• What is needed: Copy all the entries word for word, but omit the pictures.

• Task material:
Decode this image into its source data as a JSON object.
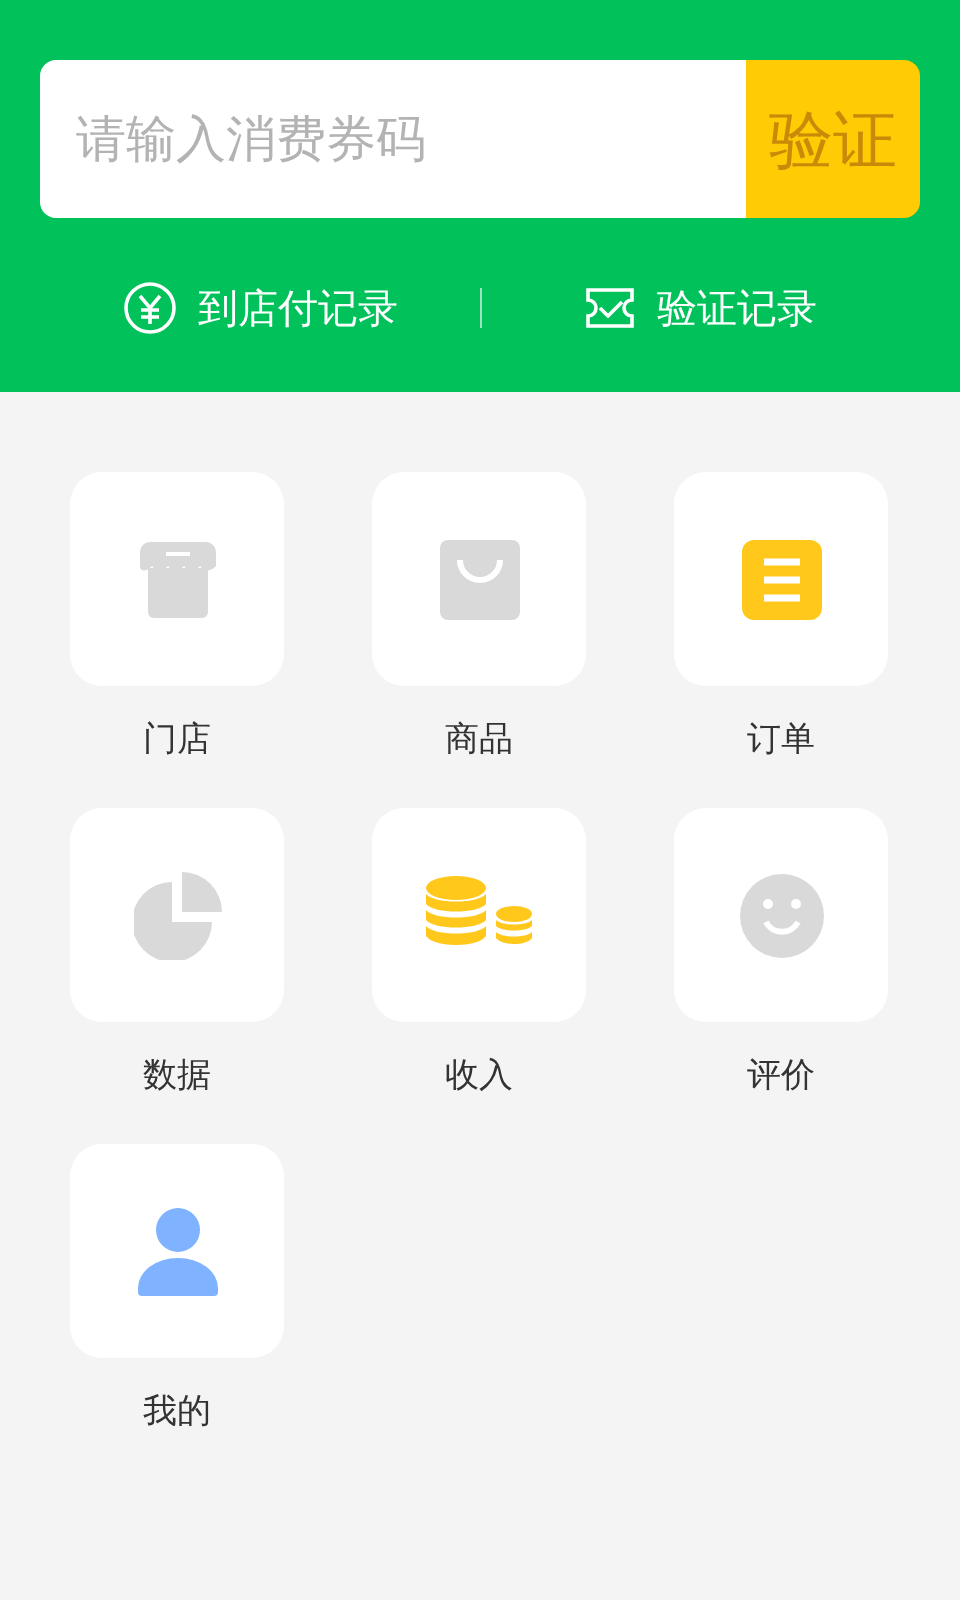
{
  "search": {
    "placeholder": "请输入消费券码",
    "button": "验证"
  },
  "links": [
    {
      "kind": "yen",
      "label": "到店付记录"
    },
    {
      "kind": "ticket",
      "label": "验证记录"
    }
  ],
  "tiles": [
    {
      "kind": "store",
      "label": "门店",
      "color": "#d9d9d9"
    },
    {
      "kind": "bag",
      "label": "商品",
      "color": "#d9d9d9"
    },
    {
      "kind": "list",
      "label": "订单",
      "color": "#ffc81a"
    },
    {
      "kind": "pie",
      "label": "数据",
      "color": "#d9d9d9"
    },
    {
      "kind": "coins",
      "label": "收入",
      "color": "#ffc81a"
    },
    {
      "kind": "smile",
      "label": "评价",
      "color": "#d9d9d9"
    },
    {
      "kind": "person",
      "label": "我的",
      "color": "#7fb2ff"
    }
  ]
}
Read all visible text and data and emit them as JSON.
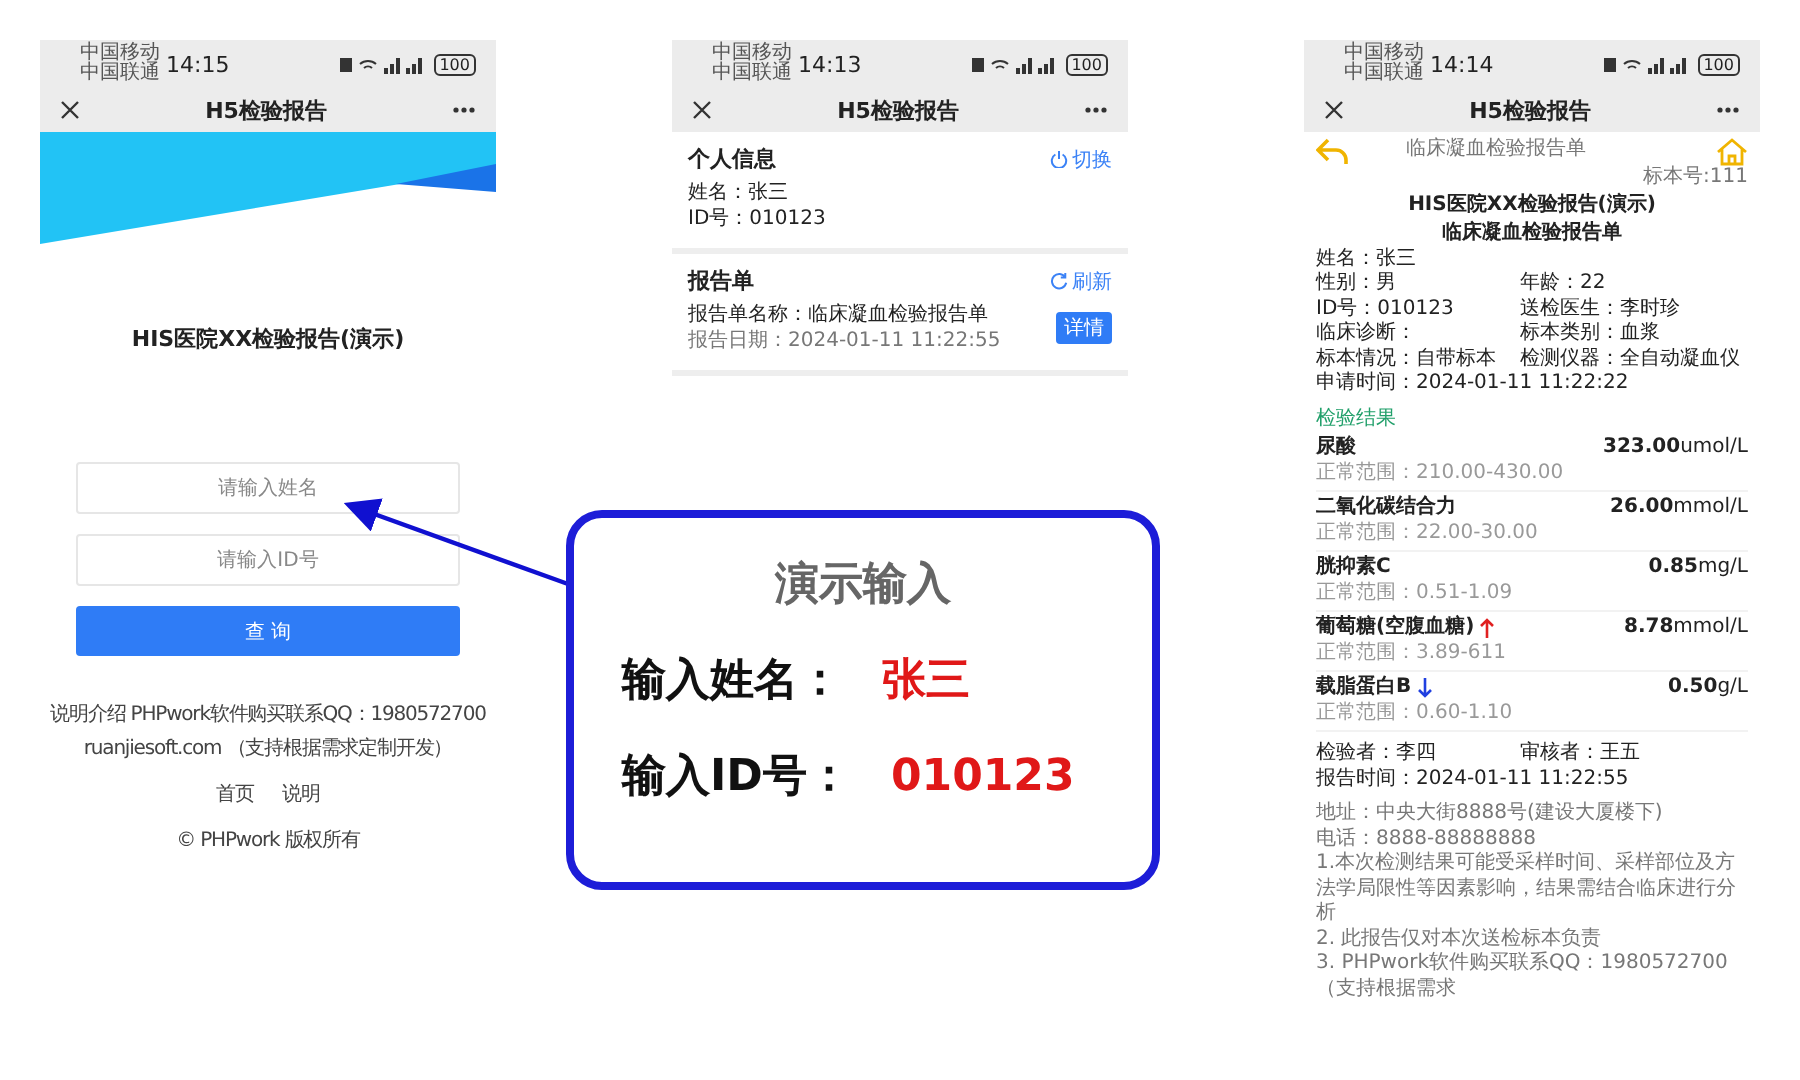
{
  "phones": [
    {
      "kind": "login",
      "status": {
        "carrier": [
          "中国移动",
          "中国联通"
        ],
        "time": "14:15",
        "battery": "100"
      },
      "title": "H5检验报告",
      "heading": "HIS医院XX检验报告(演示)",
      "inputs": [
        {
          "placeholder": "请输入姓名"
        },
        {
          "placeholder": "请输入ID号"
        }
      ],
      "button": "查 询",
      "footer": [
        "说明介绍 PHPwork软件购买联系QQ：1980572700",
        "ruanjiesoft.com （支持根据需求定制开发）"
      ],
      "links": [
        "首页",
        "说明"
      ],
      "copyright": "© PHPwork 版权所有"
    },
    {
      "kind": "reports",
      "status": {
        "carrier": [
          "中国移动",
          "中国联通"
        ],
        "time": "14:13",
        "battery": "100"
      },
      "title": "H5检验报告",
      "sections": [
        {
          "title": "个人信息",
          "action": "切换",
          "kind": "switch",
          "lines": [
            "姓名：张三",
            "ID号：010123"
          ]
        },
        {
          "title": "报告单",
          "action": "刷新",
          "kind": "refresh",
          "report": {
            "name": "报告单名称：临床凝血检验报告单",
            "date": "报告日期：2024-01-11 11:22:55",
            "button": "详情"
          }
        }
      ]
    },
    {
      "kind": "detail",
      "status": {
        "carrier": [
          "中国移动",
          "中国联通"
        ],
        "time": "14:14",
        "battery": "100"
      },
      "title": "H5检验报告",
      "caption": "临床凝血检验报告单",
      "sample_no": "标本号:111",
      "report_title": "HIS医院XX检验报告(演示)",
      "report_subtitle": "临床凝血检验报告单",
      "info": [
        [
          "姓名：张三"
        ],
        [
          "性别：男",
          "年龄：22"
        ],
        [
          "ID号：010123",
          "送检医生：李时珍"
        ],
        [
          "临床诊断：",
          "标本类别：血浆"
        ],
        [
          "标本情况：自带标本",
          "检测仪器：全自动凝血仪"
        ],
        [
          "申请时间：2024-01-11 11:22:22"
        ]
      ],
      "results_heading": "检验结果",
      "results": [
        {
          "name": "尿酸",
          "value": "323.00",
          "unit": "umol/L",
          "range": "正常范围：210.00-430.00",
          "kind": "normal"
        },
        {
          "name": "二氧化碳结合力",
          "value": "26.00",
          "unit": "mmol/L",
          "range": "正常范围：22.00-30.00",
          "kind": "normal"
        },
        {
          "name": "胱抑素C",
          "value": "0.85",
          "unit": "mg/L",
          "range": "正常范围：0.51-1.09",
          "kind": "normal"
        },
        {
          "name": "葡萄糖(空腹血糖)",
          "value": "8.78",
          "unit": "mmol/L",
          "range": "正常范围：3.89-611",
          "kind": "high"
        },
        {
          "name": "载脂蛋白B",
          "value": "0.50",
          "unit": "g/L",
          "range": "正常范围：0.60-1.10",
          "kind": "low"
        }
      ],
      "signers": [
        "检验者：李四",
        "审核者：王五"
      ],
      "report_time": "报告时间：2024-01-11 11:22:55",
      "address": "地址：中央大街8888号(建设大厦楼下)",
      "phone": "电话：8888-88888888",
      "notes": [
        "1.本次检测结果可能受采样时间、采样部位及方法学局限性等因素影响，结果需结合临床进行分析",
        "2. 此报告仅对本次送检标本负责",
        "3. PHPwork软件购买联系QQ：1980572700（支持根据需求"
      ]
    }
  ],
  "callout": {
    "title": "演示输入",
    "rows": [
      {
        "label": "输入姓名：",
        "value": "张三"
      },
      {
        "label": "输入ID号：",
        "value": "010123"
      }
    ]
  }
}
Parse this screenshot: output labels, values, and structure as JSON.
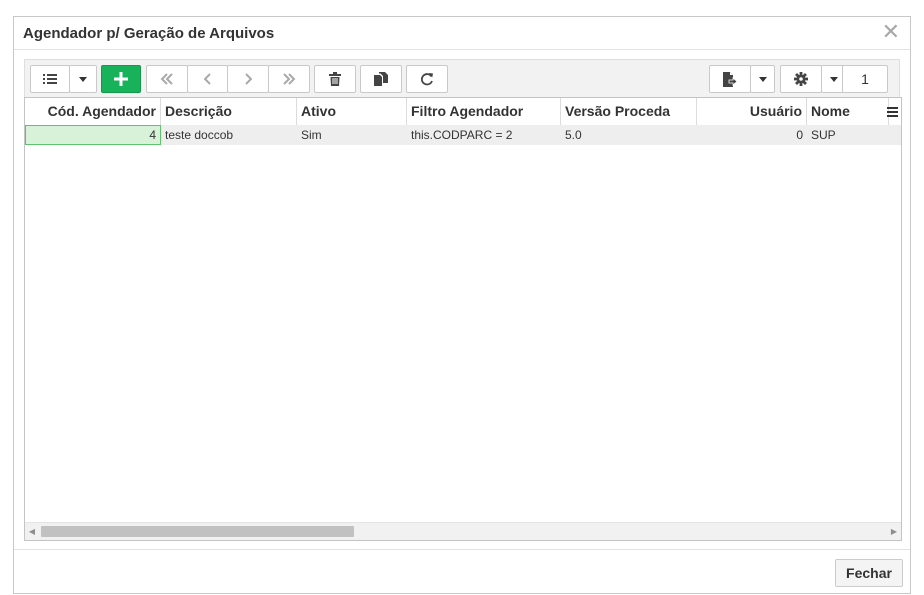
{
  "dialog": {
    "title": "Agendador p/ Geração de Arquivos",
    "close_label": "Fechar"
  },
  "toolbar": {
    "page_number": "1",
    "icons": [
      "list-icon",
      "caret-down-icon",
      "plus-icon",
      "first-page-icon",
      "prev-page-icon",
      "next-page-icon",
      "last-page-icon",
      "trash-icon",
      "copy-icon",
      "refresh-icon",
      "export-file-icon",
      "gear-icon"
    ],
    "accent_color": "#17b25a"
  },
  "grid": {
    "columns": [
      {
        "label": "Cód. Agendador",
        "align": "right"
      },
      {
        "label": "Descrição",
        "align": "left"
      },
      {
        "label": "Ativo",
        "align": "left"
      },
      {
        "label": "Filtro Agendador",
        "align": "left"
      },
      {
        "label": "Versão Proceda",
        "align": "left"
      },
      {
        "label": "Usuário",
        "align": "right"
      },
      {
        "label": "Nome",
        "align": "left"
      }
    ],
    "rows": [
      {
        "cod_agendador": "4",
        "descricao": "teste doccob",
        "ativo": "Sim",
        "filtro_agendador": "this.CODPARC = 2",
        "versao_proceda": "5.0",
        "usuario": "0",
        "nome": "SUP"
      }
    ],
    "selection_color": "#d7f2d9"
  }
}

• The result:
Decode this image into its source data as a JSON object.
{
  "search": {
    "placeholder": "请输入消费券码",
    "button": "验证"
  },
  "links": [
    {
      "kind": "yen",
      "label": "到店付记录"
    },
    {
      "kind": "ticket",
      "label": "验证记录"
    }
  ],
  "tiles": [
    {
      "kind": "store",
      "label": "门店",
      "color": "#d9d9d9"
    },
    {
      "kind": "bag",
      "label": "商品",
      "color": "#d9d9d9"
    },
    {
      "kind": "list",
      "label": "订单",
      "color": "#ffc81a"
    },
    {
      "kind": "pie",
      "label": "数据",
      "color": "#d9d9d9"
    },
    {
      "kind": "coins",
      "label": "收入",
      "color": "#ffc81a"
    },
    {
      "kind": "smile",
      "label": "评价",
      "color": "#d9d9d9"
    },
    {
      "kind": "person",
      "label": "我的",
      "color": "#7fb2ff"
    }
  ]
}
Read all visible text and data and emit them as JSON.
{
  "phones": [
    {
      "kind": "login",
      "status": {
        "carrier": [
          "中国移动",
          "中国联通"
        ],
        "time": "14:15",
        "battery": "100"
      },
      "title": "H5检验报告",
      "heading": "HIS医院XX检验报告(演示)",
      "inputs": [
        {
          "placeholder": "请输入姓名"
        },
        {
          "placeholder": "请输入ID号"
        }
      ],
      "button": "查 询",
      "footer": [
        "说明介绍 PHPwork软件购买联系QQ：1980572700",
        "ruanjiesoft.com （支持根据需求定制开发）"
      ],
      "links": [
        "首页",
        "说明"
      ],
      "copyright": "© PHPwork 版权所有"
    },
    {
      "kind": "reports",
      "status": {
        "carrier": [
          "中国移动",
          "中国联通"
        ],
        "time": "14:13",
        "battery": "100"
      },
      "title": "H5检验报告",
      "sections": [
        {
          "title": "个人信息",
          "action": "切换",
          "kind": "switch",
          "lines": [
            "姓名：张三",
            "ID号：010123"
          ]
        },
        {
          "title": "报告单",
          "action": "刷新",
          "kind": "refresh",
          "report": {
            "name": "报告单名称：临床凝血检验报告单",
            "date": "报告日期：2024-01-11 11:22:55",
            "button": "详情"
          }
        }
      ]
    },
    {
      "kind": "detail",
      "status": {
        "carrier": [
          "中国移动",
          "中国联通"
        ],
        "time": "14:14",
        "battery": "100"
      },
      "title": "H5检验报告",
      "caption": "临床凝血检验报告单",
      "sample_no": "标本号:111",
      "report_title": "HIS医院XX检验报告(演示)",
      "report_subtitle": "临床凝血检验报告单",
      "info": [
        [
          "姓名：张三"
        ],
        [
          "性别：男",
          "年龄：22"
        ],
        [
          "ID号：010123",
          "送检医生：李时珍"
        ],
        [
          "临床诊断：",
          "标本类别：血浆"
        ],
        [
          "标本情况：自带标本",
          "检测仪器：全自动凝血仪"
        ],
        [
          "申请时间：2024-01-11 11:22:22"
        ]
      ],
      "results_heading": "检验结果",
      "results": [
        {
          "name": "尿酸",
          "value": "323.00",
          "unit": "umol/L",
          "range": "正常范围：210.00-430.00",
          "kind": "normal"
        },
        {
          "name": "二氧化碳结合力",
          "value": "26.00",
          "unit": "mmol/L",
          "range": "正常范围：22.00-30.00",
          "kind": "normal"
        },
        {
          "name": "胱抑素C",
          "value": "0.85",
          "unit": "mg/L",
          "range": "正常范围：0.51-1.09",
          "kind": "normal"
        },
        {
          "name": "葡萄糖(空腹血糖)",
          "value": "8.78",
          "unit": "mmol/L",
          "range": "正常范围：3.89-611",
          "kind": "high"
        },
        {
          "name": "载脂蛋白B",
          "value": "0.50",
          "unit": "g/L",
          "range": "正常范围：0.60-1.10",
          "kind": "low"
        }
      ],
      "signers": [
        "检验者：李四",
        "审核者：王五"
      ],
      "report_time": "报告时间：2024-01-11 11:22:55",
      "address": "地址：中央大街8888号(建设大厦楼下)",
      "phone": "电话：8888-88888888",
      "notes": [
        "1.本次检测结果可能受采样时间、采样部位及方法学局限性等因素影响，结果需结合临床进行分析",
        "2. 此报告仅对本次送检标本负责",
        "3. PHPwork软件购买联系QQ：1980572700（支持根据需求"
      ]
    }
  ],
  "callout": {
    "title": "演示输入",
    "rows": [
      {
        "label": "输入姓名：",
        "value": "张三"
      },
      {
        "label": "输入ID号：",
        "value": "010123"
      }
    ]
  }
}
Parse this screenshot: output labels, values, and structure as JSON.
{
  "dialog": {
    "title": "Agendador p/ Geração de Arquivos",
    "close_label": "Fechar"
  },
  "toolbar": {
    "page_number": "1",
    "icons": [
      "list-icon",
      "caret-down-icon",
      "plus-icon",
      "first-page-icon",
      "prev-page-icon",
      "next-page-icon",
      "last-page-icon",
      "trash-icon",
      "copy-icon",
      "refresh-icon",
      "export-file-icon",
      "gear-icon"
    ],
    "accent_color": "#17b25a"
  },
  "grid": {
    "columns": [
      {
        "label": "Cód. Agendador",
        "align": "right"
      },
      {
        "label": "Descrição",
        "align": "left"
      },
      {
        "label": "Ativo",
        "align": "left"
      },
      {
        "label": "Filtro Agendador",
        "align": "left"
      },
      {
        "label": "Versão Proceda",
        "align": "left"
      },
      {
        "label": "Usuário",
        "align": "right"
      },
      {
        "label": "Nome",
        "align": "left"
      }
    ],
    "rows": [
      {
        "cod_agendador": "4",
        "descricao": "teste doccob",
        "ativo": "Sim",
        "filtro_agendador": "this.CODPARC = 2",
        "versao_proceda": "5.0",
        "usuario": "0",
        "nome": "SUP"
      }
    ],
    "selection_color": "#d7f2d9"
  }
}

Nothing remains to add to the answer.